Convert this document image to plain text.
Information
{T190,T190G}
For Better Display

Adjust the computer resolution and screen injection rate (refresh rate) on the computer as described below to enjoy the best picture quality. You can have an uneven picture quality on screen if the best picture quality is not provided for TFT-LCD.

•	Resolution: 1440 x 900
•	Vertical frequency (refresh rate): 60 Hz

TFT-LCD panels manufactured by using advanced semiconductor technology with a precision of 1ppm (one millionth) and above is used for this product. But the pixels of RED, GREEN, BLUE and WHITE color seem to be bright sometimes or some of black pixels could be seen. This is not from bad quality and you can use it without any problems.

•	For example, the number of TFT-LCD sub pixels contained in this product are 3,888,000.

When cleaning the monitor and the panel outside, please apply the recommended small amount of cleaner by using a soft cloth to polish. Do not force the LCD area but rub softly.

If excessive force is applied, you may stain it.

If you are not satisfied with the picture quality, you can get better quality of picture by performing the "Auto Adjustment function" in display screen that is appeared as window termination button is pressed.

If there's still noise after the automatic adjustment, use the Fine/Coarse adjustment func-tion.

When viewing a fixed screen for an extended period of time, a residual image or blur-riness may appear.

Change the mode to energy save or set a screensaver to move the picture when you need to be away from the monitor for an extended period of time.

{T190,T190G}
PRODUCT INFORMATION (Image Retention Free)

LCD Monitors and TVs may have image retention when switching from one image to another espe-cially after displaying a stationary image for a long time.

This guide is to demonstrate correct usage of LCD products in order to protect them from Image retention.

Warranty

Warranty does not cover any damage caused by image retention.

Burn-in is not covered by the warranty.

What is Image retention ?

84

Instructions to follow
Using the entries above, please restate each one word for word.

Result of the exercise
Convert this document image to plain text.
Information
{T190,T190G}
For Better Display

Adjust the computer resolution and screen injection rate (refresh rate) on the computer as described below to enjoy the best picture quality. You can have an uneven picture quality on screen if the best picture quality is not provided for TFT-LCD.

•	Resolution: 1440 x 900
•	Vertical frequency (refresh rate): 60 Hz

TFT-LCD panels manufactured by using advanced semiconductor technology with a precision of 1ppm (one millionth) and above is used for this product. But the pixels of RED, GREEN, BLUE and WHITE color seem to be bright sometimes or some of black pixels could be seen. This is not from bad quality and you can use it without any problems.

•	For example, the number of TFT-LCD sub pixels contained in this product are 3,888,000.

When cleaning the monitor and the panel outside, please apply the recommended small amount of cleaner by using a soft cloth to polish. Do not force the LCD area but rub softly.

If excessive force is applied, you may stain it.

If you are not satisfied with the picture quality, you can get better quality of picture by performing the "Auto Adjustment function" in display screen that is appeared as window termination button is pressed.

If there's still noise after the automatic adjustment, use the Fine/Coarse adjustment func-tion.

When viewing a fixed screen for an extended period of time, a residual image or blur-riness may appear.

Change the mode to energy save or set a screensaver to move the picture when you need to be away from the monitor for an extended period of time.

{T190,T190G}
PRODUCT INFORMATION (Image Retention Free)

LCD Monitors and TVs may have image retention when switching from one image to another espe-cially after displaying a stationary image for a long time.

This guide is to demonstrate correct usage of LCD products in order to protect them from Image retention.

Warranty

Warranty does not cover any damage caused by image retention.

Burn-in is not covered by the warranty.

What is Image retention ?

84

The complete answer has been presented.